#### To be done:
Read the listing below and copy out every line that holds "text".

— start of Recorded data —

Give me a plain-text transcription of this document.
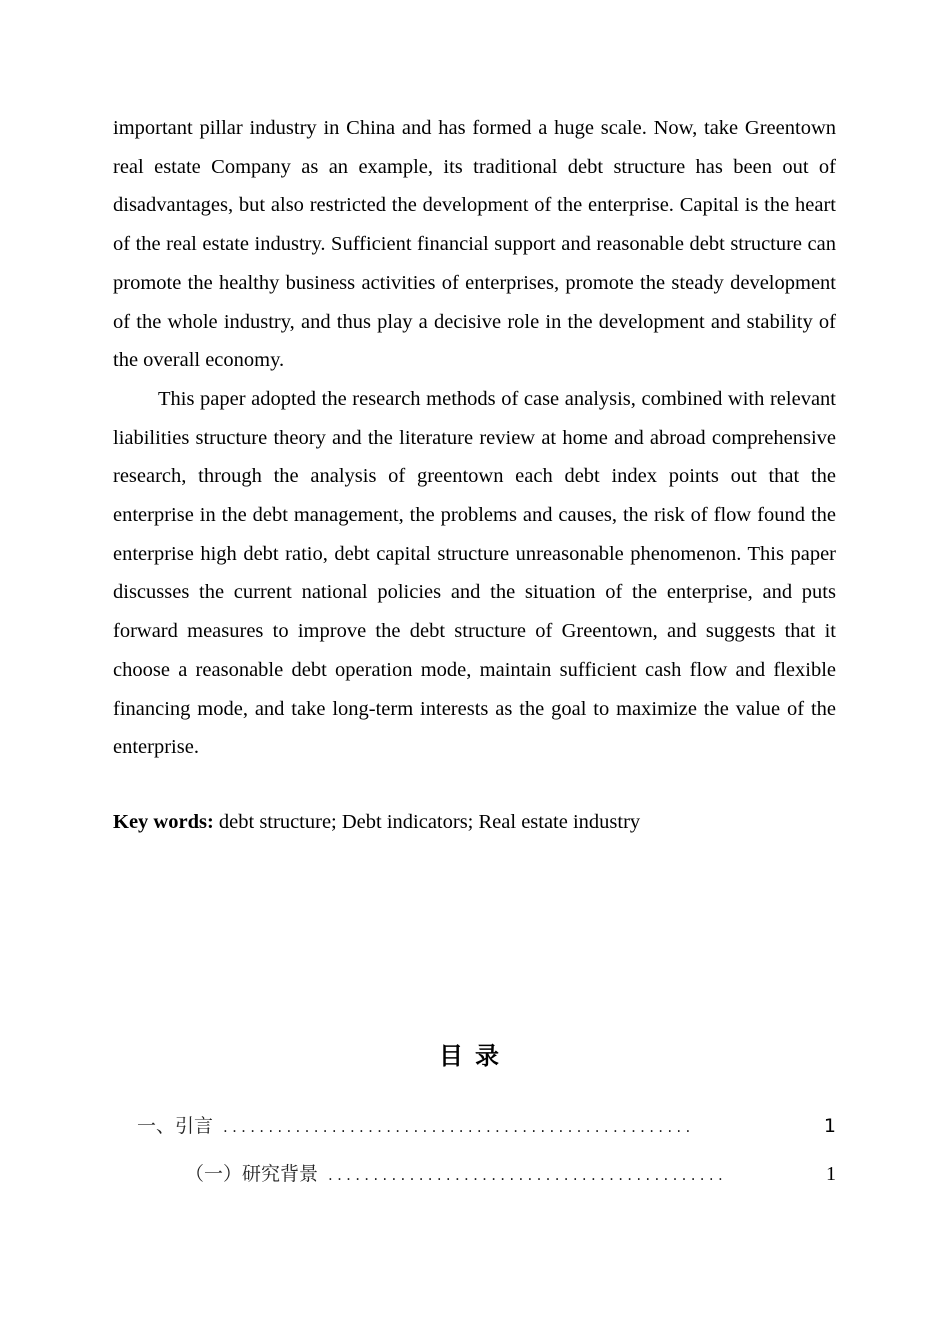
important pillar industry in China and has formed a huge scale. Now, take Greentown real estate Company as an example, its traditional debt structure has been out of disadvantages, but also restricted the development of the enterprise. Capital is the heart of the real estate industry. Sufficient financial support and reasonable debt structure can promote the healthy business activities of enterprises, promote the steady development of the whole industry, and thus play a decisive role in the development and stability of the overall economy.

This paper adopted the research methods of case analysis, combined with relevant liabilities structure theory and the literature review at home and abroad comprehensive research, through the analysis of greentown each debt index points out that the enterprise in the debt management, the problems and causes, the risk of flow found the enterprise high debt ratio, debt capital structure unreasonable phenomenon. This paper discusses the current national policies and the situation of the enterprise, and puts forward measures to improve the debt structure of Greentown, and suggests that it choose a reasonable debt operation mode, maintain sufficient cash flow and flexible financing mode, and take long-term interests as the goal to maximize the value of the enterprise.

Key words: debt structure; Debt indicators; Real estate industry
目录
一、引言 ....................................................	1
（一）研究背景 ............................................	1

— end of Recorded data —
— start of Recorded data —

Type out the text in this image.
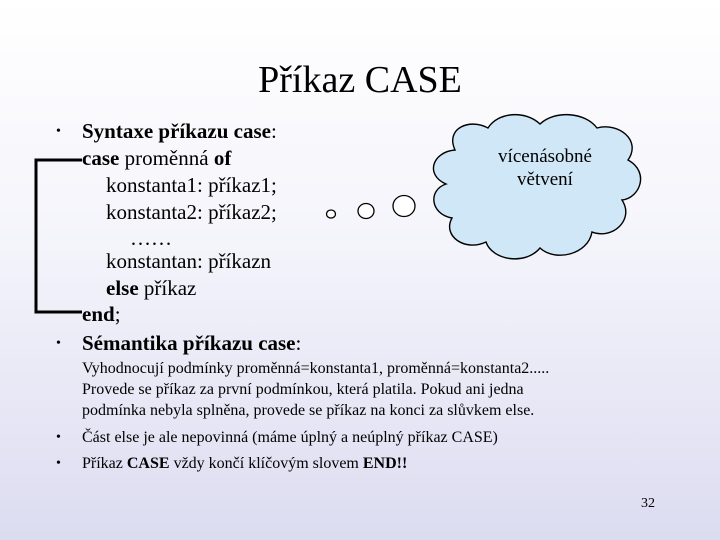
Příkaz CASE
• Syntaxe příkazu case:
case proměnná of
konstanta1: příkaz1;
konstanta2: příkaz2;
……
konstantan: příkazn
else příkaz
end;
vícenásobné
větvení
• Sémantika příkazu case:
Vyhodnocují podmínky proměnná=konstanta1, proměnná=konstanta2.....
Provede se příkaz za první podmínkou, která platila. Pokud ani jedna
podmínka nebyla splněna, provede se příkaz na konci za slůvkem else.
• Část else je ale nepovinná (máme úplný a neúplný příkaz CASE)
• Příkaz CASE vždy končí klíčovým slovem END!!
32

— end of Recorded data —
— start of Recorded data —

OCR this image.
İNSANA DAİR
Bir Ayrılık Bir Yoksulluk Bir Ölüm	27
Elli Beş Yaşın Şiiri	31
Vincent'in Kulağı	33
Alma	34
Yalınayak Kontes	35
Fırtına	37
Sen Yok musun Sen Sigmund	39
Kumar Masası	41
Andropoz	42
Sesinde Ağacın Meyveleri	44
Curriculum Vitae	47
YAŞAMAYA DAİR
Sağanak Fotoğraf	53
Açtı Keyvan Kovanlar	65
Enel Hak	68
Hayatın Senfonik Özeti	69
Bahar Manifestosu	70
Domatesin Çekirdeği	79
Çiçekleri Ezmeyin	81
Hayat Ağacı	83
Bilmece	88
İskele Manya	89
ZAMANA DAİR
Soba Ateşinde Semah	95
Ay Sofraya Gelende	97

— end of Recorded data —

#### Expected answer:
Give me a plain-text transcription of this document.
Type out the text in this image.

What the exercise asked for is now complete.